• _Objective_: Update the records so that every "scatter-point" becomes "data-point", with nothing else changed. Give the lines back without the pictures.

• _Extracted data_:

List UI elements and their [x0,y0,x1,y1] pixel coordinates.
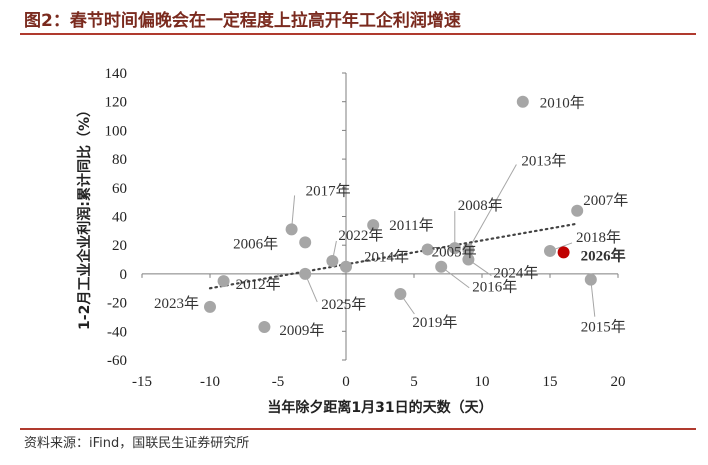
source-divider [20,428,696,430]
point-label-2022: 2022年 [338,227,383,244]
x-tick-label: -15 [132,374,152,390]
point-label-2015: 2015年 [581,319,626,336]
point-label-2018: 2018年 [576,229,621,246]
point-label-2007: 2007年 [583,192,628,209]
y-tick-label: 60 [112,181,127,197]
x-tick-label: -10 [200,374,220,390]
scatter-point-2008 [448,242,461,255]
axes-layer: -60 -40 -20 0 20 40 60 80 100 120 140 -15 -10 -5 0 5 10 1… [105,66,626,390]
scatter-point-2006 [299,236,312,249]
scatter-point-2007 [571,204,584,217]
title-divider [20,33,696,35]
x-tick-label: -5 [272,374,285,390]
scatter-point-2009 [258,320,271,333]
point-label-2011: 2011年 [389,217,433,234]
point-label-2016: 2016年 [472,279,517,296]
point-label-2005: 2005年 [432,244,477,261]
y-tick-label: 0 [120,267,128,283]
point-label-2023: 2023年 [154,295,199,312]
scatter-point-2019 [394,287,407,300]
scatter-point-2026 [557,246,570,259]
point-label-2013: 2013年 [521,153,566,170]
x-tick-label: 0 [342,374,350,390]
point-label-2009: 2009年 [279,322,324,339]
point-label-2017: 2017年 [306,182,351,199]
y-tick-label: 80 [112,152,127,168]
point-label-2019: 2019年 [412,314,457,331]
scatter-point-2018 [544,244,556,257]
x-tick-label: 10 [475,374,490,390]
point-label-2026: 2026年 [581,246,626,264]
y-tick-label: 20 [112,238,127,254]
scatter-point-2015 [584,273,597,286]
scatter-point-2005 [421,243,434,256]
trendline-layer [208,222,579,290]
point-label-2008: 2008年 [458,197,503,214]
point-label-2014: 2014年 [364,249,409,266]
scatter-point-2010 [516,95,529,108]
y-tick-label: -40 [107,324,127,340]
y-tick-label: -60 [107,353,127,369]
point-label-2025: 2025年 [321,296,366,313]
scatter-point-2012 [217,275,230,288]
scatter-point-2016 [435,260,448,273]
scatter-point-2022 [326,254,339,267]
points-layer [204,95,597,333]
leader-line [467,164,517,250]
y-tick-label: 120 [105,95,128,111]
point-label-2010: 2010年 [540,95,585,112]
scatter-point-2013 [462,243,475,256]
point-label-2012: 2012年 [236,276,281,293]
x-axis-title: 当年除夕距离1月31日的天数（天） [267,399,492,416]
y-axis-title: 1-2月工业企业利润:累计同比（%） [76,103,93,330]
y-tick-label: 100 [105,123,128,139]
scatter-point-2011 [367,219,380,232]
scatter-point-2017 [285,223,298,236]
scatter-point-2024 [462,253,475,266]
chart-title: 图2：春节时间偏晚会在一定程度上拉高开年工企利润增速 [24,11,461,31]
source-note: 资料来源：iFind，国联民生证券研究所 [24,436,250,451]
point-label-2024: 2024年 [493,265,538,282]
scatter-point-2014 [340,260,352,273]
trendline [208,222,579,290]
scatter-point-2023 [204,300,216,313]
y-tick-label: 140 [105,66,128,82]
y-tick-label: -20 [107,296,127,312]
x-tick-label: 15 [543,374,558,390]
x-tick-label: 20 [611,374,626,390]
leader-line [590,279,596,317]
point-label-2006: 2006年 [233,235,278,252]
y-tick-label: 40 [112,210,127,226]
scatter-point-2025 [299,267,312,280]
x-tick-label: 5 [410,374,418,390]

• _Correct output_:
List UI elements and their [x0,y0,x1,y1] pixel coordinates.
source-divider [20,428,696,430]
point-label-2022: 2022年 [338,227,383,244]
x-tick-label: -15 [132,374,152,390]
point-label-2015: 2015年 [581,319,626,336]
point-label-2018: 2018年 [576,229,621,246]
point-label-2007: 2007年 [583,192,628,209]
y-tick-label: 60 [112,181,127,197]
x-tick-label: -10 [200,374,220,390]
data-point-2008 [448,242,461,255]
axes-layer: -60 -40 -20 0 20 40 60 80 100 120 140 -15 -10 -5 0 5 10 1… [105,66,626,390]
data-point-2006 [299,236,312,249]
data-point-2007 [571,204,584,217]
title-divider [20,33,696,35]
x-tick-label: -5 [272,374,285,390]
data-point-2009 [258,320,271,333]
point-label-2011: 2011年 [389,217,433,234]
point-label-2016: 2016年 [472,279,517,296]
point-label-2005: 2005年 [432,244,477,261]
y-tick-label: 0 [120,267,128,283]
point-label-2023: 2023年 [154,295,199,312]
data-point-2019 [394,287,407,300]
data-point-2026 [557,246,570,259]
point-label-2013: 2013年 [521,153,566,170]
x-tick-label: 0 [342,374,350,390]
point-label-2009: 2009年 [279,322,324,339]
point-label-2017: 2017年 [306,182,351,199]
y-tick-label: 80 [112,152,127,168]
point-label-2019: 2019年 [412,314,457,331]
data-point-2018 [544,244,556,257]
x-tick-label: 10 [475,374,490,390]
point-label-2026: 2026年 [581,246,626,264]
y-tick-label: 20 [112,238,127,254]
data-point-2015 [584,273,597,286]
data-point-2005 [421,243,434,256]
trendline-layer [208,222,579,290]
point-label-2008: 2008年 [458,197,503,214]
point-label-2014: 2014年 [364,249,409,266]
data-point-2010 [516,95,529,108]
y-tick-label: -40 [107,324,127,340]
y-tick-label: -60 [107,353,127,369]
point-label-2025: 2025年 [321,296,366,313]
data-point-2012 [217,275,230,288]
data-point-2016 [435,260,448,273]
data-point-2022 [326,254,339,267]
points-layer [204,95,597,333]
leader-line [467,164,517,250]
y-tick-label: 120 [105,95,128,111]
point-label-2010: 2010年 [540,95,585,112]
data-point-2013 [462,243,475,256]
point-label-2012: 2012年 [236,276,281,293]
x-axis-title: 当年除夕距离1月31日的天数（天） [267,399,492,416]
y-axis-title: 1-2月工业企业利润:累计同比（%） [76,103,93,330]
y-tick-label: 100 [105,123,128,139]
data-point-2011 [367,219,380,232]
data-point-2017 [285,223,298,236]
data-point-2024 [462,253,475,266]
chart-title: 图2：春节时间偏晚会在一定程度上拉高开年工企利润增速 [24,11,461,31]
source-note: 资料来源：iFind，国联民生证券研究所 [24,436,250,451]
point-label-2024: 2024年 [493,265,538,282]
data-point-2014 [340,260,352,273]
trendline [208,222,579,290]
data-point-2023 [204,300,216,313]
y-tick-label: 140 [105,66,128,82]
y-tick-label: -20 [107,296,127,312]
x-tick-label: 15 [543,374,558,390]
x-tick-label: 20 [611,374,626,390]
leader-line [590,279,596,317]
point-label-2006: 2006年 [233,235,278,252]
y-tick-label: 40 [112,210,127,226]
data-point-2025 [299,267,312,280]
x-tick-label: 5 [410,374,418,390]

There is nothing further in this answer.